DATASET ROWS>
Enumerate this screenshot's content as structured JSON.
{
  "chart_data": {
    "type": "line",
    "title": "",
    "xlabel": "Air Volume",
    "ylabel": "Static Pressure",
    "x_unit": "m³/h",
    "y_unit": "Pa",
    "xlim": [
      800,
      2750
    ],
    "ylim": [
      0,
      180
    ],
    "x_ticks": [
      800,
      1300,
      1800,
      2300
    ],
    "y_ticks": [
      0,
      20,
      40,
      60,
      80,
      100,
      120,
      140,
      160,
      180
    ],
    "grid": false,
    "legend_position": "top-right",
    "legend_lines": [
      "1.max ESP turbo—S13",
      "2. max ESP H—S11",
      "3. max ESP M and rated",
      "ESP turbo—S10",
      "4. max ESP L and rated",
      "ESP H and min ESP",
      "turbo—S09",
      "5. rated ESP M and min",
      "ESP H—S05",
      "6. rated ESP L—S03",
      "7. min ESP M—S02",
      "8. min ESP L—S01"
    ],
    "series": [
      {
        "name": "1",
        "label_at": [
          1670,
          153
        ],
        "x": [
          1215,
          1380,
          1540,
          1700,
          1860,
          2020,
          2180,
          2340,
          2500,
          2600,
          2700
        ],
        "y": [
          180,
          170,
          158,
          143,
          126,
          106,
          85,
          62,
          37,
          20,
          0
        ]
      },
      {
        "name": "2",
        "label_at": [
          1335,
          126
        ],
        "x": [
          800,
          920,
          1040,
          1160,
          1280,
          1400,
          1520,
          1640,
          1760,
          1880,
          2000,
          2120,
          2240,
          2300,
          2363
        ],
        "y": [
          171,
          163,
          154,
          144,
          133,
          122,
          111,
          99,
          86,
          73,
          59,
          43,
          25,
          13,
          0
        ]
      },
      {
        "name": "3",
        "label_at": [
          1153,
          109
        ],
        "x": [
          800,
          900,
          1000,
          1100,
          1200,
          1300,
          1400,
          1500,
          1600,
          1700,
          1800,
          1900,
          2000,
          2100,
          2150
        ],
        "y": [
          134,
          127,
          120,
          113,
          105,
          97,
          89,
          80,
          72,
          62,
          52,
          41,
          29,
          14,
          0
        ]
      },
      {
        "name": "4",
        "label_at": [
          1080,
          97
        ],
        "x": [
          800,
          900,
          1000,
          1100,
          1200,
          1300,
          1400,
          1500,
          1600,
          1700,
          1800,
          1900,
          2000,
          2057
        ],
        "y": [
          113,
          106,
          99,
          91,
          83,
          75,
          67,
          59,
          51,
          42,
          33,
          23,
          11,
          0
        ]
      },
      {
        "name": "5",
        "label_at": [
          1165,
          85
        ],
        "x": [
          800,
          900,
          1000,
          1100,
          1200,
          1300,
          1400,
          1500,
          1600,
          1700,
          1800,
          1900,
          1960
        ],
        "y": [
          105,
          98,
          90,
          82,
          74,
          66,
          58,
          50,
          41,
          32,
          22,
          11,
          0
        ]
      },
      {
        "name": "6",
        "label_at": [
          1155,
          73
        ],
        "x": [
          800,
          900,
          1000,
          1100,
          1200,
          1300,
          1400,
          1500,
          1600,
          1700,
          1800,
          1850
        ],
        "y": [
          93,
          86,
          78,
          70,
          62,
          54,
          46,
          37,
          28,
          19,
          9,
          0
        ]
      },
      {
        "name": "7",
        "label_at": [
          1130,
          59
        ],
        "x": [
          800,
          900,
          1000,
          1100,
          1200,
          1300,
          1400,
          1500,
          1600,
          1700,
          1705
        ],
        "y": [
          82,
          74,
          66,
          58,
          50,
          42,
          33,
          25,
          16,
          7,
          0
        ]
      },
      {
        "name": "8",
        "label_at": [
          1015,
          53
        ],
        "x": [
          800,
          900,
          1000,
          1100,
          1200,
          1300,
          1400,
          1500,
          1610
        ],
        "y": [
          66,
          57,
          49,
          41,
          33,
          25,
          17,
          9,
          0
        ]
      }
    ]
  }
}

REQUIRED WORK> Using the listing above, please repeat every entry exactly.

RESULT OF THIS TASK>
Enumerate this screenshot's content as structured JSON.
{
  "chart_data": {
    "type": "line",
    "title": "",
    "xlabel": "Air Volume",
    "ylabel": "Static Pressure",
    "x_unit": "m³/h",
    "y_unit": "Pa",
    "xlim": [
      800,
      2750
    ],
    "ylim": [
      0,
      180
    ],
    "x_ticks": [
      800,
      1300,
      1800,
      2300
    ],
    "y_ticks": [
      0,
      20,
      40,
      60,
      80,
      100,
      120,
      140,
      160,
      180
    ],
    "grid": false,
    "legend_position": "top-right",
    "legend_lines": [
      "1.max ESP turbo—S13",
      "2. max ESP H—S11",
      "3. max ESP M and rated",
      "ESP turbo—S10",
      "4. max ESP L and rated",
      "ESP H and min ESP",
      "turbo—S09",
      "5. rated ESP M and min",
      "ESP H—S05",
      "6. rated ESP L—S03",
      "7. min ESP M—S02",
      "8. min ESP L—S01"
    ],
    "series": [
      {
        "name": "1",
        "label_at": [
          1670,
          153
        ],
        "x": [
          1215,
          1380,
          1540,
          1700,
          1860,
          2020,
          2180,
          2340,
          2500,
          2600,
          2700
        ],
        "y": [
          180,
          170,
          158,
          143,
          126,
          106,
          85,
          62,
          37,
          20,
          0
        ]
      },
      {
        "name": "2",
        "label_at": [
          1335,
          126
        ],
        "x": [
          800,
          920,
          1040,
          1160,
          1280,
          1400,
          1520,
          1640,
          1760,
          1880,
          2000,
          2120,
          2240,
          2300,
          2363
        ],
        "y": [
          171,
          163,
          154,
          144,
          133,
          122,
          111,
          99,
          86,
          73,
          59,
          43,
          25,
          13,
          0
        ]
      },
      {
        "name": "3",
        "label_at": [
          1153,
          109
        ],
        "x": [
          800,
          900,
          1000,
          1100,
          1200,
          1300,
          1400,
          1500,
          1600,
          1700,
          1800,
          1900,
          2000,
          2100,
          2150
        ],
        "y": [
          134,
          127,
          120,
          113,
          105,
          97,
          89,
          80,
          72,
          62,
          52,
          41,
          29,
          14,
          0
        ]
      },
      {
        "name": "4",
        "label_at": [
          1080,
          97
        ],
        "x": [
          800,
          900,
          1000,
          1100,
          1200,
          1300,
          1400,
          1500,
          1600,
          1700,
          1800,
          1900,
          2000,
          2057
        ],
        "y": [
          113,
          106,
          99,
          91,
          83,
          75,
          67,
          59,
          51,
          42,
          33,
          23,
          11,
          0
        ]
      },
      {
        "name": "5",
        "label_at": [
          1165,
          85
        ],
        "x": [
          800,
          900,
          1000,
          1100,
          1200,
          1300,
          1400,
          1500,
          1600,
          1700,
          1800,
          1900,
          1960
        ],
        "y": [
          105,
          98,
          90,
          82,
          74,
          66,
          58,
          50,
          41,
          32,
          22,
          11,
          0
        ]
      },
      {
        "name": "6",
        "label_at": [
          1155,
          73
        ],
        "x": [
          800,
          900,
          1000,
          1100,
          1200,
          1300,
          1400,
          1500,
          1600,
          1700,
          1800,
          1850
        ],
        "y": [
          93,
          86,
          78,
          70,
          62,
          54,
          46,
          37,
          28,
          19,
          9,
          0
        ]
      },
      {
        "name": "7",
        "label_at": [
          1130,
          59
        ],
        "x": [
          800,
          900,
          1000,
          1100,
          1200,
          1300,
          1400,
          1500,
          1600,
          1700,
          1705
        ],
        "y": [
          82,
          74,
          66,
          58,
          50,
          42,
          33,
          25,
          16,
          7,
          0
        ]
      },
      {
        "name": "8",
        "label_at": [
          1015,
          53
        ],
        "x": [
          800,
          900,
          1000,
          1100,
          1200,
          1300,
          1400,
          1500,
          1610
        ],
        "y": [
          66,
          57,
          49,
          41,
          33,
          25,
          17,
          9,
          0
        ]
      }
    ]
  }
}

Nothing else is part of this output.